**INSTRUCTIONS TO FOLLOW**
Your task is to copy every record exactly.

**Records excerpted from a collection**

════════

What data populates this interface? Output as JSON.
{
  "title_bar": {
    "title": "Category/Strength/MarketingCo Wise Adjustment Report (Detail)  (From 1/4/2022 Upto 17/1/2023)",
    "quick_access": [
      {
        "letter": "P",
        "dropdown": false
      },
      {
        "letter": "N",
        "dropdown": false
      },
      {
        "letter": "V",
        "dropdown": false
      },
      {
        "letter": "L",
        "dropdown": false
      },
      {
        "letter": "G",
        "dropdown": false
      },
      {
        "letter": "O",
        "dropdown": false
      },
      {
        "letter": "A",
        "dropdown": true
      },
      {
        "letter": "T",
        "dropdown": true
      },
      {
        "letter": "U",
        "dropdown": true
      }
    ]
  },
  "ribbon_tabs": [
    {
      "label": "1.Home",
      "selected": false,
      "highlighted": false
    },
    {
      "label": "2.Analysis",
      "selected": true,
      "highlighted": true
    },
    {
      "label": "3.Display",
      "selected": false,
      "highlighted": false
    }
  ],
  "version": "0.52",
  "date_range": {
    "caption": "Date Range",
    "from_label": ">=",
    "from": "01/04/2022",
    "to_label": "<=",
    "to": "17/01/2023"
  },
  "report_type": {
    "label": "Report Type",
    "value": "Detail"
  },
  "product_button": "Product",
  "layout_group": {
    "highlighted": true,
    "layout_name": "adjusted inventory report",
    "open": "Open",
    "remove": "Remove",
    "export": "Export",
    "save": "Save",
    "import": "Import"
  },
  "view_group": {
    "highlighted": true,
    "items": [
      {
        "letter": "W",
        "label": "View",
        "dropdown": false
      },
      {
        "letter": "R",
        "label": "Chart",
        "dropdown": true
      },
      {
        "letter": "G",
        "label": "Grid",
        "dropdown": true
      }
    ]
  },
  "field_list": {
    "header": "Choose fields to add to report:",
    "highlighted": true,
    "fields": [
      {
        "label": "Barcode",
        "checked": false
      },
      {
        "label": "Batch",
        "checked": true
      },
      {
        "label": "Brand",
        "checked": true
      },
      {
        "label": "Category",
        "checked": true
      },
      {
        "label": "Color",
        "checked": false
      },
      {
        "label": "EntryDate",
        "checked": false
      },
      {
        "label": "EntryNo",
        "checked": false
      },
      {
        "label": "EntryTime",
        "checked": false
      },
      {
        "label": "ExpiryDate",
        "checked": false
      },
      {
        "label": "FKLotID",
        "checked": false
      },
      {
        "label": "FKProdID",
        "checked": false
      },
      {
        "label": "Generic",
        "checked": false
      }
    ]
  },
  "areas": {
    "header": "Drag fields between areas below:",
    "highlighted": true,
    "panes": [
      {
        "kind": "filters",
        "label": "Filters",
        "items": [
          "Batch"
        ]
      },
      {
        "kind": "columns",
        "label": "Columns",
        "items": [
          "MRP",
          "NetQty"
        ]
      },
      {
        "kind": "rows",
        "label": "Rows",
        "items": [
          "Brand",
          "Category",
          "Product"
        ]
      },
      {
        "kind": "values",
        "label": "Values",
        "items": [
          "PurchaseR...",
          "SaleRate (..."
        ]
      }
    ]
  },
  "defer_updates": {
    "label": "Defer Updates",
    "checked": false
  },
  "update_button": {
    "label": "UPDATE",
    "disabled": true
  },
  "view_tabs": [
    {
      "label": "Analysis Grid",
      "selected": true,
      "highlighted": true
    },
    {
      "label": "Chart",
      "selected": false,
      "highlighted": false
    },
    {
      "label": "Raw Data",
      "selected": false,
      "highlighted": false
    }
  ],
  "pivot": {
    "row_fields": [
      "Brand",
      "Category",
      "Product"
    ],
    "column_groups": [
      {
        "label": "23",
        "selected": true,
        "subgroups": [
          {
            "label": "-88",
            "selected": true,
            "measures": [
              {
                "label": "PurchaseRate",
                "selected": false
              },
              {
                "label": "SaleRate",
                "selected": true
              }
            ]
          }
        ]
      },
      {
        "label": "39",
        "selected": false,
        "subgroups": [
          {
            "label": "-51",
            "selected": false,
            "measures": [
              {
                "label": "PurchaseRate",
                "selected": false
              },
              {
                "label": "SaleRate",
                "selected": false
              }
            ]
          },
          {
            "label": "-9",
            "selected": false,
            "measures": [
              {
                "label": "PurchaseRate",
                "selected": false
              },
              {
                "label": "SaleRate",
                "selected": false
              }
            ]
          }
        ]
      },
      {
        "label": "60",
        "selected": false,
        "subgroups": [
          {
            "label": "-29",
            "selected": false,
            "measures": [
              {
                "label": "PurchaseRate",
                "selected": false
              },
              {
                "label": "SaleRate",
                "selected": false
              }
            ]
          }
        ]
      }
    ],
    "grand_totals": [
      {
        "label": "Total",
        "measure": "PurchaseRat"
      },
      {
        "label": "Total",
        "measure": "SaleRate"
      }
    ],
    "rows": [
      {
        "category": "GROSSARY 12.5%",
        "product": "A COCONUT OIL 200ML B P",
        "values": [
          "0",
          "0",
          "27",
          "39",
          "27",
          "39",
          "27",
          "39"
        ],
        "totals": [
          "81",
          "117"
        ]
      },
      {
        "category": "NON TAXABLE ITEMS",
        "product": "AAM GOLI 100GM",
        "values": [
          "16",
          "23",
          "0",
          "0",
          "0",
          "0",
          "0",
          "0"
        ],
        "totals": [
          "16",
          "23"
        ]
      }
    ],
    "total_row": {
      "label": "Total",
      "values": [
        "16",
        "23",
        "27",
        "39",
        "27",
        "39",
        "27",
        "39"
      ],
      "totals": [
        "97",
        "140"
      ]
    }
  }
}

════════

**CORRECT RESULT**
What data populates this interface? Output as JSON.
{
  "title_bar": {
    "title": "Category/Strength/MarketingCo Wise Adjustment Report (Detail)  (From 1/4/2022 Upto 17/1/2023)",
    "quick_access": [
      {
        "letter": "P",
        "dropdown": false
      },
      {
        "letter": "N",
        "dropdown": false
      },
      {
        "letter": "V",
        "dropdown": false
      },
      {
        "letter": "L",
        "dropdown": false
      },
      {
        "letter": "G",
        "dropdown": false
      },
      {
        "letter": "O",
        "dropdown": false
      },
      {
        "letter": "A",
        "dropdown": true
      },
      {
        "letter": "T",
        "dropdown": true
      },
      {
        "letter": "U",
        "dropdown": true
      }
    ]
  },
  "ribbon_tabs": [
    {
      "label": "1.Home",
      "selected": false,
      "highlighted": false
    },
    {
      "label": "2.Analysis",
      "selected": true,
      "highlighted": true
    },
    {
      "label": "3.Display",
      "selected": false,
      "highlighted": false
    }
  ],
  "version": "0.52",
  "date_range": {
    "caption": "Date Range",
    "from_label": ">=",
    "from": "01/04/2022",
    "to_label": "<=",
    "to": "17/01/2023"
  },
  "report_type": {
    "label": "Report Type",
    "value": "Detail"
  },
  "product_button": "Product",
  "layout_group": {
    "highlighted": true,
    "layout_name": "adjusted inventory report",
    "open": "Open",
    "remove": "Remove",
    "export": "Export",
    "save": "Save",
    "import": "Import"
  },
  "view_group": {
    "highlighted": true,
    "items": [
      {
        "letter": "W",
        "label": "View",
        "dropdown": false
      },
      {
        "letter": "R",
        "label": "Chart",
        "dropdown": true
      },
      {
        "letter": "G",
        "label": "Grid",
        "dropdown": true
      }
    ]
  },
  "field_list": {
    "header": "Choose fields to add to report:",
    "highlighted": true,
    "fields": [
      {
        "label": "Barcode",
        "checked": false
      },
      {
        "label": "Batch",
        "checked": true
      },
      {
        "label": "Brand",
        "checked": true
      },
      {
        "label": "Category",
        "checked": true
      },
      {
        "label": "Color",
        "checked": false
      },
      {
        "label": "EntryDate",
        "checked": false
      },
      {
        "label": "EntryNo",
        "checked": false
      },
      {
        "label": "EntryTime",
        "checked": false
      },
      {
        "label": "ExpiryDate",
        "checked": false
      },
      {
        "label": "FKLotID",
        "checked": false
      },
      {
        "label": "FKProdID",
        "checked": false
      },
      {
        "label": "Generic",
        "checked": false
      }
    ]
  },
  "areas": {
    "header": "Drag fields between areas below:",
    "highlighted": true,
    "panes": [
      {
        "kind": "filters",
        "label": "Filters",
        "items": [
          "Batch"
        ]
      },
      {
        "kind": "columns",
        "label": "Columns",
        "items": [
          "MRP",
          "NetQty"
        ]
      },
      {
        "kind": "rows",
        "label": "Rows",
        "items": [
          "Brand",
          "Category",
          "Product"
        ]
      },
      {
        "kind": "values",
        "label": "Values",
        "items": [
          "PurchaseR...",
          "SaleRate (..."
        ]
      }
    ]
  },
  "defer_updates": {
    "label": "Defer Updates",
    "checked": false
  },
  "update_button": {
    "label": "UPDATE",
    "disabled": true
  },
  "view_tabs": [
    {
      "label": "Analysis Grid",
      "selected": true,
      "highlighted": true
    },
    {
      "label": "Chart",
      "selected": false,
      "highlighted": false
    },
    {
      "label": "Raw Data",
      "selected": false,
      "highlighted": false
    }
  ],
  "pivot": {
    "row_fields": [
      "Brand",
      "Category",
      "Product"
    ],
    "column_groups": [
      {
        "label": "23",
        "selected": true,
        "subgroups": [
          {
            "label": "-88",
            "selected": true,
            "measures": [
              {
                "label": "PurchaseRate",
                "selected": false
              },
              {
                "label": "SaleRate",
                "selected": true
              }
            ]
          }
        ]
      },
      {
        "label": "39",
        "selected": false,
        "subgroups": [
          {
            "label": "-51",
            "selected": false,
            "measures": [
              {
                "label": "PurchaseRate",
                "selected": false
              },
              {
                "label": "SaleRate",
                "selected": false
              }
            ]
          },
          {
            "label": "-9",
            "selected": false,
            "measures": [
              {
                "label": "PurchaseRate",
                "selected": false
              },
              {
                "label": "SaleRate",
                "selected": false
              }
            ]
          }
        ]
      },
      {
        "label": "60",
        "selected": false,
        "subgroups": [
          {
            "label": "-29",
            "selected": false,
            "measures": [
              {
                "label": "PurchaseRate",
                "selected": false
              },
              {
                "label": "SaleRate",
                "selected": false
              }
            ]
          }
        ]
      }
    ],
    "grand_totals": [
      {
        "label": "Total",
        "measure": "PurchaseRat"
      },
      {
        "label": "Total",
        "measure": "SaleRate"
      }
    ],
    "rows": [
      {
        "category": "GROSSARY 12.5%",
        "product": "A COCONUT OIL 200ML B P",
        "values": [
          "0",
          "0",
          "27",
          "39",
          "27",
          "39",
          "27",
          "39"
        ],
        "totals": [
          "81",
          "117"
        ]
      },
      {
        "category": "NON TAXABLE ITEMS",
        "product": "AAM GOLI 100GM",
        "values": [
          "16",
          "23",
          "0",
          "0",
          "0",
          "0",
          "0",
          "0"
        ],
        "totals": [
          "16",
          "23"
        ]
      }
    ],
    "total_row": {
      "label": "Total",
      "values": [
        "16",
        "23",
        "27",
        "39",
        "27",
        "39",
        "27",
        "39"
      ],
      "totals": [
        "97",
        "140"
      ]
    }
  }
}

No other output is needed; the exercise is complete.